--- Begin SOURCE MATERIAL ---

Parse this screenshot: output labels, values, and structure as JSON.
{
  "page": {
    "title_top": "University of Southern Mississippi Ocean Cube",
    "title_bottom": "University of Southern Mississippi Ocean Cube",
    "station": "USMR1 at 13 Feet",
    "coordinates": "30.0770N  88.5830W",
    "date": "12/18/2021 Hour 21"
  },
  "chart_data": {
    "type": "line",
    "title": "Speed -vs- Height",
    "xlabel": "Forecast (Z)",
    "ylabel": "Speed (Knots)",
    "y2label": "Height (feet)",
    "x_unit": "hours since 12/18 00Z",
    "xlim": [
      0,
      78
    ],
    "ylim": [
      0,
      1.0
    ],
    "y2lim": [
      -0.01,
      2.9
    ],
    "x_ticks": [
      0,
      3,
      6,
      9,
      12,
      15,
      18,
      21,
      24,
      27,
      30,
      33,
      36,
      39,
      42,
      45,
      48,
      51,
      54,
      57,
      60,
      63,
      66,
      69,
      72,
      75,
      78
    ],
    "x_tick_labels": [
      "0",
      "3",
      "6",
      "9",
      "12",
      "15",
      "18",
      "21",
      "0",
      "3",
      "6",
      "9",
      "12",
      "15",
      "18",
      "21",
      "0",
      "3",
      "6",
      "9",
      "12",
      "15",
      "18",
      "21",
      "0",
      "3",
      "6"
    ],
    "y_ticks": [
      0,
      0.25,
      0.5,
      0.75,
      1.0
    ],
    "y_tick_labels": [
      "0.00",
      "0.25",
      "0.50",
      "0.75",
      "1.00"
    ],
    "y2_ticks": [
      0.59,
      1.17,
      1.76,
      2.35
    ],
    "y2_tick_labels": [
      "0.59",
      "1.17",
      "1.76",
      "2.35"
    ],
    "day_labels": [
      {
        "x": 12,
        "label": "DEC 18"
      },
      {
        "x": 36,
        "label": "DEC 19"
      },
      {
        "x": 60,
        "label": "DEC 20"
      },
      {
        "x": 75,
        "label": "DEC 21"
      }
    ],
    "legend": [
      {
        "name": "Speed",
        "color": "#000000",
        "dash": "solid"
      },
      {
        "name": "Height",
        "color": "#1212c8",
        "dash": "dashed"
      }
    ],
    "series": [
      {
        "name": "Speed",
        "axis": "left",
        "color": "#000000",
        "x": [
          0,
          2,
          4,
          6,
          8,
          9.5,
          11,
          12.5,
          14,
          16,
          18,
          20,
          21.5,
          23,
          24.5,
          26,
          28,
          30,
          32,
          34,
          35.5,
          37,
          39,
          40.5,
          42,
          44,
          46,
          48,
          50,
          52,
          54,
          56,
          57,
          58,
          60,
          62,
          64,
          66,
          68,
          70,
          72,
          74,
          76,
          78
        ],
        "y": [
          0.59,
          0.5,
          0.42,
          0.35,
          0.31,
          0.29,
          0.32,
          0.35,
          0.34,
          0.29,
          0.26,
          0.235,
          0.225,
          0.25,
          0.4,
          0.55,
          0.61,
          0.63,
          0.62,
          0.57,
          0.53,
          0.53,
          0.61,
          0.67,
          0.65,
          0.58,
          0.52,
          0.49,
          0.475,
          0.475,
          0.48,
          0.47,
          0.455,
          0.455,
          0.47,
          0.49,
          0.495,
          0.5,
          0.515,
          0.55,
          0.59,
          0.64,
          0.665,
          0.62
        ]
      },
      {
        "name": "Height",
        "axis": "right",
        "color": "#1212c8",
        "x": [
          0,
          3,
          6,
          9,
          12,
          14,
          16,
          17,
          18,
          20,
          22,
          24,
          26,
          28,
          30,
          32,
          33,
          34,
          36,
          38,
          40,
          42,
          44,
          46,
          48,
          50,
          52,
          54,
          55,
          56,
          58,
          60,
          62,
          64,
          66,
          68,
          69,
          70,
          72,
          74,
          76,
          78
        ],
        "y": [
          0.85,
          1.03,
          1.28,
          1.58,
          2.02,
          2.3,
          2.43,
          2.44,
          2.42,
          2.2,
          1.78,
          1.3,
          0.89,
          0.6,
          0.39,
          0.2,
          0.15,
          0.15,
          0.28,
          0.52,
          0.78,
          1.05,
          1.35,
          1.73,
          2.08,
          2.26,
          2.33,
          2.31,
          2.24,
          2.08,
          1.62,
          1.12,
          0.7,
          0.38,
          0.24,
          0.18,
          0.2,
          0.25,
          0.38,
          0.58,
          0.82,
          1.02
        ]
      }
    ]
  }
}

--- End SOURCE MATERIAL ---

Please reproduce each record precisely as written.

Parse this screenshot: output labels, values, and structure as JSON.
{
  "page": {
    "title_top": "University of Southern Mississippi Ocean Cube",
    "title_bottom": "University of Southern Mississippi Ocean Cube",
    "station": "USMR1 at 13 Feet",
    "coordinates": "30.0770N  88.5830W",
    "date": "12/18/2021 Hour 21"
  },
  "chart_data": {
    "type": "line",
    "title": "Speed -vs- Height",
    "xlabel": "Forecast (Z)",
    "ylabel": "Speed (Knots)",
    "y2label": "Height (feet)",
    "x_unit": "hours since 12/18 00Z",
    "xlim": [
      0,
      78
    ],
    "ylim": [
      0,
      1.0
    ],
    "y2lim": [
      -0.01,
      2.9
    ],
    "x_ticks": [
      0,
      3,
      6,
      9,
      12,
      15,
      18,
      21,
      24,
      27,
      30,
      33,
      36,
      39,
      42,
      45,
      48,
      51,
      54,
      57,
      60,
      63,
      66,
      69,
      72,
      75,
      78
    ],
    "x_tick_labels": [
      "0",
      "3",
      "6",
      "9",
      "12",
      "15",
      "18",
      "21",
      "0",
      "3",
      "6",
      "9",
      "12",
      "15",
      "18",
      "21",
      "0",
      "3",
      "6",
      "9",
      "12",
      "15",
      "18",
      "21",
      "0",
      "3",
      "6"
    ],
    "y_ticks": [
      0,
      0.25,
      0.5,
      0.75,
      1.0
    ],
    "y_tick_labels": [
      "0.00",
      "0.25",
      "0.50",
      "0.75",
      "1.00"
    ],
    "y2_ticks": [
      0.59,
      1.17,
      1.76,
      2.35
    ],
    "y2_tick_labels": [
      "0.59",
      "1.17",
      "1.76",
      "2.35"
    ],
    "day_labels": [
      {
        "x": 12,
        "label": "DEC 18"
      },
      {
        "x": 36,
        "label": "DEC 19"
      },
      {
        "x": 60,
        "label": "DEC 20"
      },
      {
        "x": 75,
        "label": "DEC 21"
      }
    ],
    "legend": [
      {
        "name": "Speed",
        "color": "#000000",
        "dash": "solid"
      },
      {
        "name": "Height",
        "color": "#1212c8",
        "dash": "dashed"
      }
    ],
    "series": [
      {
        "name": "Speed",
        "axis": "left",
        "color": "#000000",
        "x": [
          0,
          2,
          4,
          6,
          8,
          9.5,
          11,
          12.5,
          14,
          16,
          18,
          20,
          21.5,
          23,
          24.5,
          26,
          28,
          30,
          32,
          34,
          35.5,
          37,
          39,
          40.5,
          42,
          44,
          46,
          48,
          50,
          52,
          54,
          56,
          57,
          58,
          60,
          62,
          64,
          66,
          68,
          70,
          72,
          74,
          76,
          78
        ],
        "y": [
          0.59,
          0.5,
          0.42,
          0.35,
          0.31,
          0.29,
          0.32,
          0.35,
          0.34,
          0.29,
          0.26,
          0.235,
          0.225,
          0.25,
          0.4,
          0.55,
          0.61,
          0.63,
          0.62,
          0.57,
          0.53,
          0.53,
          0.61,
          0.67,
          0.65,
          0.58,
          0.52,
          0.49,
          0.475,
          0.475,
          0.48,
          0.47,
          0.455,
          0.455,
          0.47,
          0.49,
          0.495,
          0.5,
          0.515,
          0.55,
          0.59,
          0.64,
          0.665,
          0.62
        ]
      },
      {
        "name": "Height",
        "axis": "right",
        "color": "#1212c8",
        "x": [
          0,
          3,
          6,
          9,
          12,
          14,
          16,
          17,
          18,
          20,
          22,
          24,
          26,
          28,
          30,
          32,
          33,
          34,
          36,
          38,
          40,
          42,
          44,
          46,
          48,
          50,
          52,
          54,
          55,
          56,
          58,
          60,
          62,
          64,
          66,
          68,
          69,
          70,
          72,
          74,
          76,
          78
        ],
        "y": [
          0.85,
          1.03,
          1.28,
          1.58,
          2.02,
          2.3,
          2.43,
          2.44,
          2.42,
          2.2,
          1.78,
          1.3,
          0.89,
          0.6,
          0.39,
          0.2,
          0.15,
          0.15,
          0.28,
          0.52,
          0.78,
          1.05,
          1.35,
          1.73,
          2.08,
          2.26,
          2.33,
          2.31,
          2.24,
          2.08,
          1.62,
          1.12,
          0.7,
          0.38,
          0.24,
          0.18,
          0.2,
          0.25,
          0.38,
          0.58,
          0.82,
          1.02
        ]
      }
    ]
  }
}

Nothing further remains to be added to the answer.